*Stored data entries*.
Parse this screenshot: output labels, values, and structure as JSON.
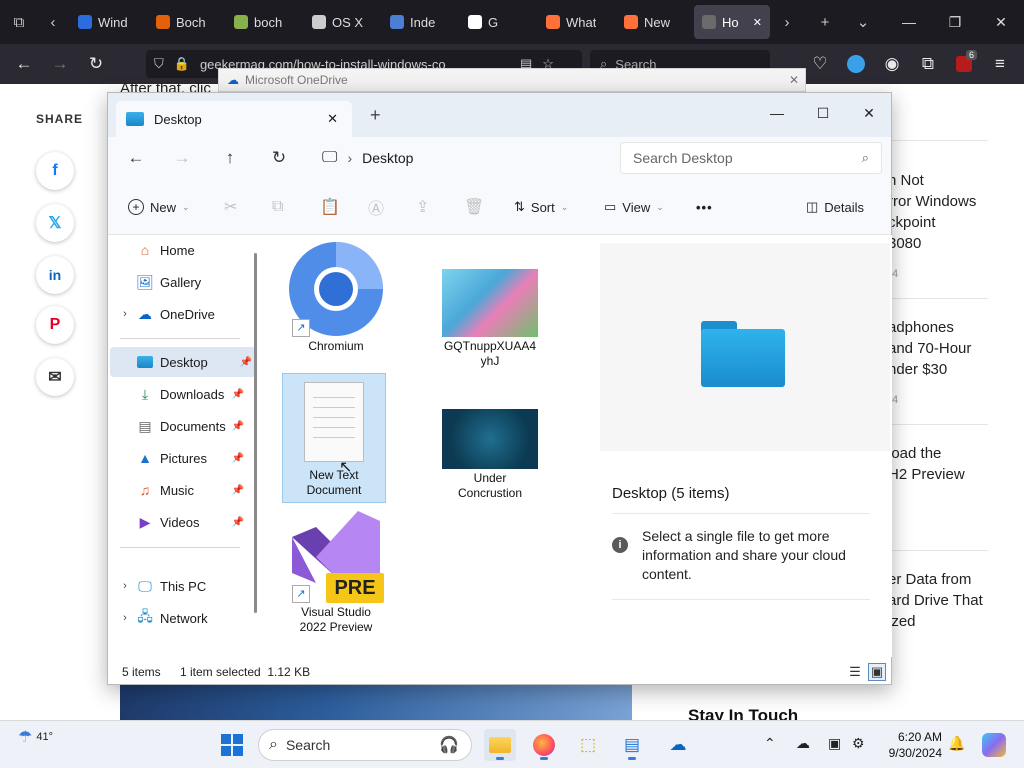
{
  "browser": {
    "tabs": [
      {
        "label": "Wind",
        "color": "#2d6cdf"
      },
      {
        "label": "Boch",
        "color": "#e36209"
      },
      {
        "label": "boch",
        "color": "#88b04b"
      },
      {
        "label": "OS X",
        "color": "#cccccc"
      },
      {
        "label": "Inde",
        "color": "#4a7fd4"
      },
      {
        "label": "G",
        "color": "#ffffff"
      },
      {
        "label": "What",
        "color": "#ff7139"
      },
      {
        "label": "New",
        "color": "#ff7139"
      },
      {
        "label": "Ho",
        "color": "#6b6b6b"
      }
    ],
    "url": "geekermag.com/how-to-install-windows-co",
    "search_placeholder": "Search",
    "extension_badge": "6"
  },
  "webpage": {
    "article_fragment": "After that, clic",
    "share_label": "SHARE",
    "share_buttons": [
      "f",
      "𝕏",
      "in",
      "P",
      "✉"
    ],
    "sidebar": [
      {
        "lines": "n Not\nrror Windows\nckpoint\n3080",
        "date": "4"
      },
      {
        "lines": "adphones\nand 70-Hour\nnder $30",
        "date": "4"
      },
      {
        "lines": "load the\nH2 Preview",
        "date": ""
      },
      {
        "lines": "er Data from\nard Drive That\nized",
        "date": ""
      }
    ],
    "stay_in_touch": "Stay In Touch"
  },
  "onedrive": {
    "title": "Microsoft OneDrive"
  },
  "explorer": {
    "tab_title": "Desktop",
    "path": "Desktop",
    "search_placeholder": "Search Desktop",
    "commands": {
      "new": "New",
      "sort": "Sort",
      "view": "View",
      "details": "Details"
    },
    "nav": {
      "home": "Home",
      "gallery": "Gallery",
      "onedrive": "OneDrive",
      "desktop": "Desktop",
      "downloads": "Downloads",
      "documents": "Documents",
      "pictures": "Pictures",
      "music": "Music",
      "videos": "Videos",
      "this_pc": "This PC",
      "network": "Network"
    },
    "files": [
      {
        "name": "Chromium"
      },
      {
        "name": "GQTnuppXUAA4yhJ"
      },
      {
        "name": "New Text Document"
      },
      {
        "name": "Under Concrustion"
      },
      {
        "name": "Visual Studio 2022 Preview"
      }
    ],
    "details": {
      "title": "Desktop (5 items)",
      "info": "Select a single file to get more information and share your cloud content."
    },
    "status": {
      "items": "5 items",
      "selected": "1 item selected  1.12 KB"
    }
  },
  "taskbar": {
    "weather": "41°",
    "search_placeholder": "Search",
    "time": "6:20 AM",
    "date": "9/30/2024"
  },
  "colors": {
    "accent": "#0067c0",
    "taskbar_bg": "#eef2f8",
    "browser_tabbar": "#1c1b22"
  }
}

*REQUIRED WORK*. Every line of the data above should be quoted exactly. Omit the pictures.

*OUTPUT OF THE EXERCISE*.
Parse this screenshot: output labels, values, and structure as JSON.
{
  "browser": {
    "tabs": [
      {
        "label": "Wind",
        "color": "#2d6cdf"
      },
      {
        "label": "Boch",
        "color": "#e36209"
      },
      {
        "label": "boch",
        "color": "#88b04b"
      },
      {
        "label": "OS X",
        "color": "#cccccc"
      },
      {
        "label": "Inde",
        "color": "#4a7fd4"
      },
      {
        "label": "G",
        "color": "#ffffff"
      },
      {
        "label": "What",
        "color": "#ff7139"
      },
      {
        "label": "New",
        "color": "#ff7139"
      },
      {
        "label": "Ho",
        "color": "#6b6b6b"
      }
    ],
    "url": "geekermag.com/how-to-install-windows-co",
    "search_placeholder": "Search",
    "extension_badge": "6"
  },
  "webpage": {
    "article_fragment": "After that, clic",
    "share_label": "SHARE",
    "share_buttons": [
      "f",
      "𝕏",
      "in",
      "P",
      "✉"
    ],
    "sidebar": [
      {
        "lines": "n Not\nrror Windows\nckpoint\n3080",
        "date": "4"
      },
      {
        "lines": "adphones\nand 70-Hour\nnder $30",
        "date": "4"
      },
      {
        "lines": "load the\nH2 Preview",
        "date": ""
      },
      {
        "lines": "er Data from\nard Drive That\nized",
        "date": ""
      }
    ],
    "stay_in_touch": "Stay In Touch"
  },
  "onedrive": {
    "title": "Microsoft OneDrive"
  },
  "explorer": {
    "tab_title": "Desktop",
    "path": "Desktop",
    "search_placeholder": "Search Desktop",
    "commands": {
      "new": "New",
      "sort": "Sort",
      "view": "View",
      "details": "Details"
    },
    "nav": {
      "home": "Home",
      "gallery": "Gallery",
      "onedrive": "OneDrive",
      "desktop": "Desktop",
      "downloads": "Downloads",
      "documents": "Documents",
      "pictures": "Pictures",
      "music": "Music",
      "videos": "Videos",
      "this_pc": "This PC",
      "network": "Network"
    },
    "files": [
      {
        "name": "Chromium"
      },
      {
        "name": "GQTnuppXUAA4yhJ"
      },
      {
        "name": "New Text Document"
      },
      {
        "name": "Under Concrustion"
      },
      {
        "name": "Visual Studio 2022 Preview"
      }
    ],
    "details": {
      "title": "Desktop (5 items)",
      "info": "Select a single file to get more information and share your cloud content."
    },
    "status": {
      "items": "5 items",
      "selected": "1 item selected  1.12 KB"
    }
  },
  "taskbar": {
    "weather": "41°",
    "search_placeholder": "Search",
    "time": "6:20 AM",
    "date": "9/30/2024"
  },
  "colors": {
    "accent": "#0067c0",
    "taskbar_bg": "#eef2f8",
    "browser_tabbar": "#1c1b22"
  }
}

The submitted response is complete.